● Description of the task: Copy out each line of the data that holds the word "Entropy".

(Dataset items)
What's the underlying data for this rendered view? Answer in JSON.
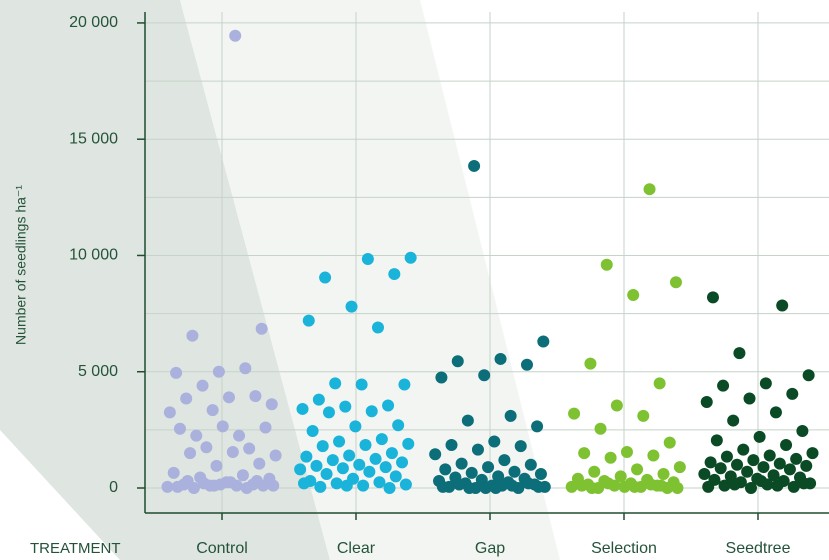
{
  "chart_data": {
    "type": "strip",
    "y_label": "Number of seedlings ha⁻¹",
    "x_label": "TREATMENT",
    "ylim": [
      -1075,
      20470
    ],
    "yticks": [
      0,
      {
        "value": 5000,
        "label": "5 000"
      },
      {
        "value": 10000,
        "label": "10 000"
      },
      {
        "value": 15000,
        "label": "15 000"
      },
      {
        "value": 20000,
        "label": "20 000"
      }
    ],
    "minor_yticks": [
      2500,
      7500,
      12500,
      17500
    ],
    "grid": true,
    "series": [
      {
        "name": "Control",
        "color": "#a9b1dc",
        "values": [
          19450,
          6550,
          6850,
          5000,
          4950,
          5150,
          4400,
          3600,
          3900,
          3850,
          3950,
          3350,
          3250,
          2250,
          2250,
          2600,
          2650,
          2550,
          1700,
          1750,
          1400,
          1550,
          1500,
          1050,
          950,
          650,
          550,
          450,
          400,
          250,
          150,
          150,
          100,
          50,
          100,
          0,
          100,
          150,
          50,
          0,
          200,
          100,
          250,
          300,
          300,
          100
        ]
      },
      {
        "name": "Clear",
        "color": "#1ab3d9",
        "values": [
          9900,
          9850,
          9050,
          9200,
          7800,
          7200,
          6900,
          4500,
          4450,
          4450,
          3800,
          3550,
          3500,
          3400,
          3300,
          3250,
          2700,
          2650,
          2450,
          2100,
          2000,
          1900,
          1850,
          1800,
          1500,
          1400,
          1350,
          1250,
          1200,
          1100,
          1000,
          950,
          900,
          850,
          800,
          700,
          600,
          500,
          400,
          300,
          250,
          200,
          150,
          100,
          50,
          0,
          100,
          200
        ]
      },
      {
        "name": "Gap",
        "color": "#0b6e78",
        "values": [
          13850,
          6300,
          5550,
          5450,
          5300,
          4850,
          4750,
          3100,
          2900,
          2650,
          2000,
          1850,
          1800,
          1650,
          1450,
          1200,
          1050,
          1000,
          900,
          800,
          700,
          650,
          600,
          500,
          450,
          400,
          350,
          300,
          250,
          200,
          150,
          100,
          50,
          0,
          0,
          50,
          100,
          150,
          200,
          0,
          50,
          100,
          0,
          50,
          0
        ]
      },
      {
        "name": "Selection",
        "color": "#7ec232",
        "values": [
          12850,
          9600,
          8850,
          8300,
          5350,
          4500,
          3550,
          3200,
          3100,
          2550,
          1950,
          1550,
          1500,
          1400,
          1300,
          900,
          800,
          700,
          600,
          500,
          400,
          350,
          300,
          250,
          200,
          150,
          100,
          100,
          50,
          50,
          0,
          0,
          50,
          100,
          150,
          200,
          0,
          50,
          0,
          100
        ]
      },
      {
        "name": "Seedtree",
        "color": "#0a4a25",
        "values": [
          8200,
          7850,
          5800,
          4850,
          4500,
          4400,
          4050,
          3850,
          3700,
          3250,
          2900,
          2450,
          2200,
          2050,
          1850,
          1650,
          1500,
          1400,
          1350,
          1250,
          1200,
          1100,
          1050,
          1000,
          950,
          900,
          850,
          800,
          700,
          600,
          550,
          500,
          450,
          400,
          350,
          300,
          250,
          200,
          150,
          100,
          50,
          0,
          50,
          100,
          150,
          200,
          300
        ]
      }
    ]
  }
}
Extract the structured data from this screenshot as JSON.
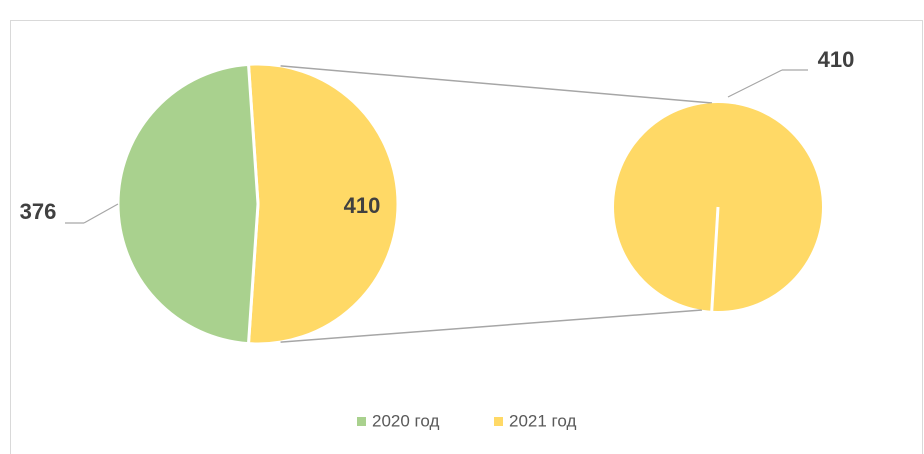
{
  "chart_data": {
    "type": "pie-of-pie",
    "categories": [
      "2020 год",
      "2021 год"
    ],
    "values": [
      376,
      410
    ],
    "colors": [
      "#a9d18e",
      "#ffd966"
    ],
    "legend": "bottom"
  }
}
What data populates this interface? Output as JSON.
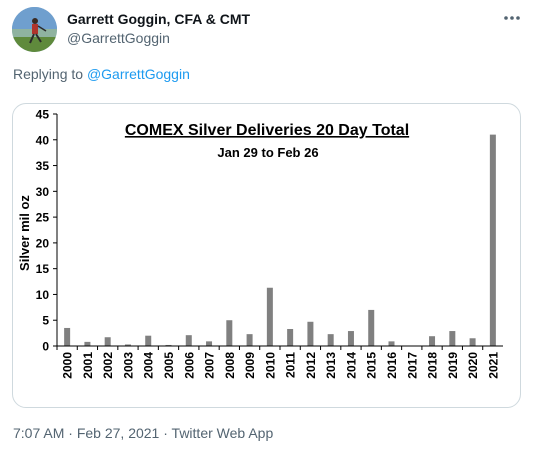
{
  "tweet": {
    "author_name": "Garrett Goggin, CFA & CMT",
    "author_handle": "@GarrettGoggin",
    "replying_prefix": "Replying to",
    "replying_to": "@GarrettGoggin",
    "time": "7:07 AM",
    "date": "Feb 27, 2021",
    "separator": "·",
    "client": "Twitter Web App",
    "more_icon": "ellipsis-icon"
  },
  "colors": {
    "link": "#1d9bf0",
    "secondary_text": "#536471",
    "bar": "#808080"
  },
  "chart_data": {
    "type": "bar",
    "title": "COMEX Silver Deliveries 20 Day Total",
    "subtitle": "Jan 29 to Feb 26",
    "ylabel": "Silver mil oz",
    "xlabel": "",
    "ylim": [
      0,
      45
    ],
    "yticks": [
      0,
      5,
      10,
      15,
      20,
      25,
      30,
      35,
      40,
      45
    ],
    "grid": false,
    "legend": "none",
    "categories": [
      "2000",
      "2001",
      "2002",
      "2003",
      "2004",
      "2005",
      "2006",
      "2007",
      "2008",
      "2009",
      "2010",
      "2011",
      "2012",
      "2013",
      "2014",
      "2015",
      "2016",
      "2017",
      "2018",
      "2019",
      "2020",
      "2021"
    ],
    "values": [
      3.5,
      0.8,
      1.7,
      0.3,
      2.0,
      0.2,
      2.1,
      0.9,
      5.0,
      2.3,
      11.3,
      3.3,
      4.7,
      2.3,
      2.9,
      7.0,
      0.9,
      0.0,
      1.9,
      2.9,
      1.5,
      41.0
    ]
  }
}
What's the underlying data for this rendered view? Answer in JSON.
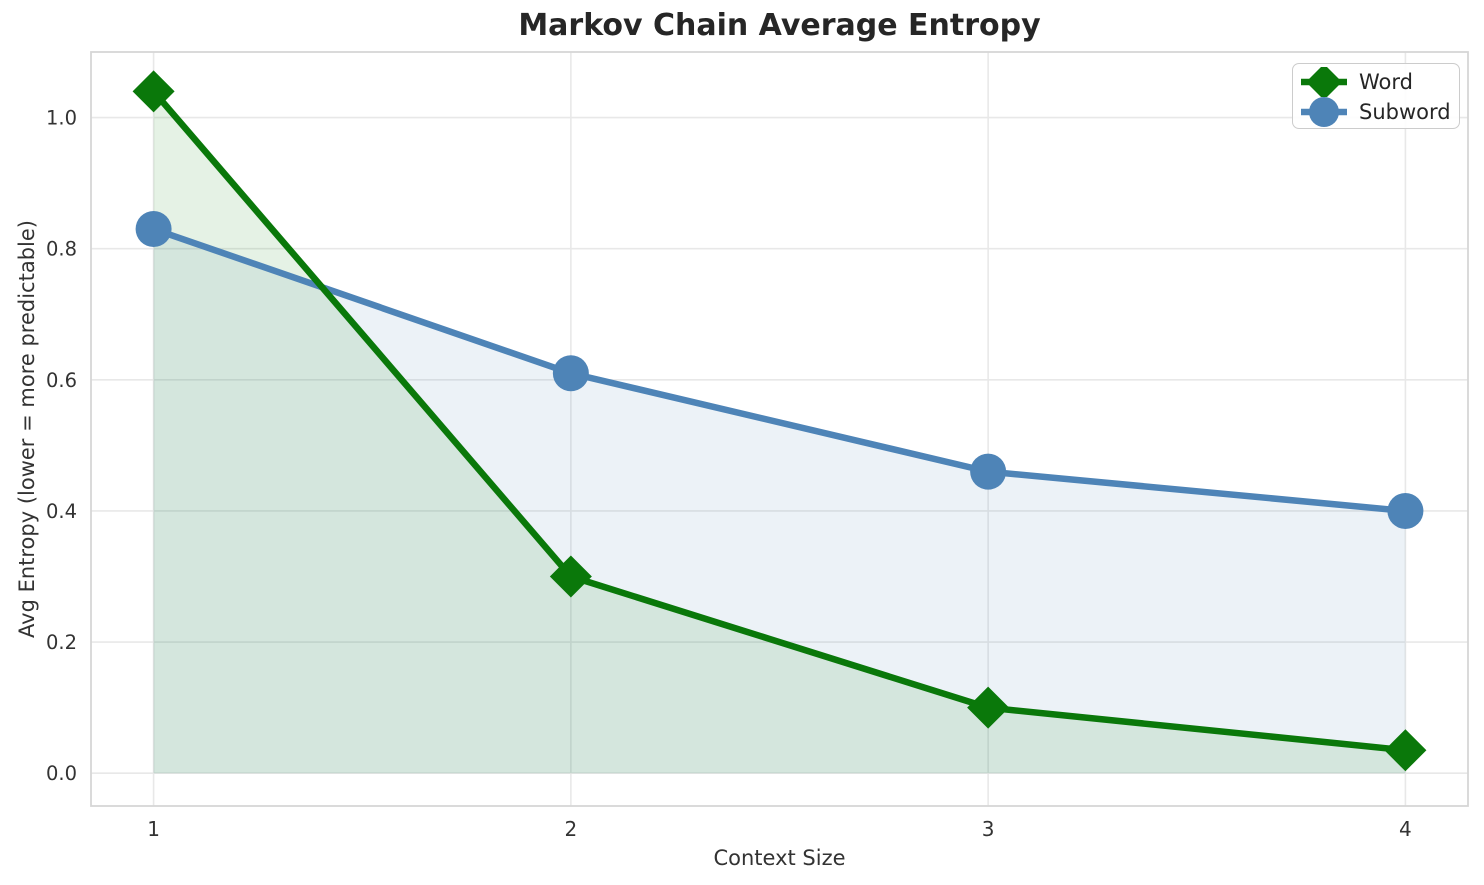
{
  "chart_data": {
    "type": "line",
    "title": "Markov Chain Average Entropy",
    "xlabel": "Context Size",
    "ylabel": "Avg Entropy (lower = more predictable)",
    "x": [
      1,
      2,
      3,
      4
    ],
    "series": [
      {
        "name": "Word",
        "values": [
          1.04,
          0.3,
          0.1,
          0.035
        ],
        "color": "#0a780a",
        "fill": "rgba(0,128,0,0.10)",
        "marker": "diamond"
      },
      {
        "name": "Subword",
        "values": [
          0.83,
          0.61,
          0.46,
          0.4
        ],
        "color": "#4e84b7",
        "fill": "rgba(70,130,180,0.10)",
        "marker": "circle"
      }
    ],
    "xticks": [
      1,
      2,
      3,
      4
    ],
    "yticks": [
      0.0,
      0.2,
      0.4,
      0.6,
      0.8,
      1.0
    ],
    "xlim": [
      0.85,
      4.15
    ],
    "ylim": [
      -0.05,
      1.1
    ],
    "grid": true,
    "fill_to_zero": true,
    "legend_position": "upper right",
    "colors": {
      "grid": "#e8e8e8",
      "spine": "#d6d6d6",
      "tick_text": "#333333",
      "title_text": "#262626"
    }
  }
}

● Worked answer:
    "title": "Markov Chain Average Entropy",
    "ylabel": "Avg Entropy (lower = more predictable)",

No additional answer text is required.